Every record here needs to be written out again exactly.

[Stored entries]
>> start
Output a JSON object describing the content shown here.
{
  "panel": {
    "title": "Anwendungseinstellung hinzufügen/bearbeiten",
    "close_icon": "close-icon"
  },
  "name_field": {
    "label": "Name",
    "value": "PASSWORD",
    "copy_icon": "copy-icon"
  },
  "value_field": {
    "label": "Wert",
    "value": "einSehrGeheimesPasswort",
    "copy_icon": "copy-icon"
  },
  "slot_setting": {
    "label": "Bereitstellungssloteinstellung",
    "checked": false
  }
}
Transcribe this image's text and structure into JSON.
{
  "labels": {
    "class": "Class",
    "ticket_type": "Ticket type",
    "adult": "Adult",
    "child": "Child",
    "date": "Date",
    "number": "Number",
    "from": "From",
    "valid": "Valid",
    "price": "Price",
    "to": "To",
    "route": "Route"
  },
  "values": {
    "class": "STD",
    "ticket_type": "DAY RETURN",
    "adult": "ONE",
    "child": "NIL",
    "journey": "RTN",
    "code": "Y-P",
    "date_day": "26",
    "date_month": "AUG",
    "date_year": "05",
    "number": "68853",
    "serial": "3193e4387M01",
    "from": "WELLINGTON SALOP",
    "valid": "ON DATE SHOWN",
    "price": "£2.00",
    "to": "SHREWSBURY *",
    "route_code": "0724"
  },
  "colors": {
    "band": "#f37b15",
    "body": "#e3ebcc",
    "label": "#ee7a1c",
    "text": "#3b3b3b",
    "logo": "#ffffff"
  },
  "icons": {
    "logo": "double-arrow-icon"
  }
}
>> end
FINISHED TASK:
Output a JSON object describing the content shown here.
{
  "panel": {
    "title": "Anwendungseinstellung hinzufügen/bearbeiten",
    "close_icon": "close-icon"
  },
  "name_field": {
    "label": "Name",
    "value": "PASSWORD",
    "copy_icon": "copy-icon"
  },
  "value_field": {
    "label": "Wert",
    "value": "einSehrGeheimesPasswort",
    "copy_icon": "copy-icon"
  },
  "slot_setting": {
    "label": "Bereitstellungssloteinstellung",
    "checked": false
  }
}
Transcribe this image's text and structure into JSON.
{
  "labels": {
    "class": "Class",
    "ticket_type": "Ticket type",
    "adult": "Adult",
    "child": "Child",
    "date": "Date",
    "number": "Number",
    "from": "From",
    "valid": "Valid",
    "price": "Price",
    "to": "To",
    "route": "Route"
  },
  "values": {
    "class": "STD",
    "ticket_type": "DAY RETURN",
    "adult": "ONE",
    "child": "NIL",
    "journey": "RTN",
    "code": "Y-P",
    "date_day": "26",
    "date_month": "AUG",
    "date_year": "05",
    "number": "68853",
    "serial": "3193e4387M01",
    "from": "WELLINGTON SALOP",
    "valid": "ON DATE SHOWN",
    "price": "£2.00",
    "to": "SHREWSBURY *",
    "route_code": "0724"
  },
  "colors": {
    "band": "#f37b15",
    "body": "#e3ebcc",
    "label": "#ee7a1c",
    "text": "#3b3b3b",
    "logo": "#ffffff"
  },
  "icons": {
    "logo": "double-arrow-icon"
  }
}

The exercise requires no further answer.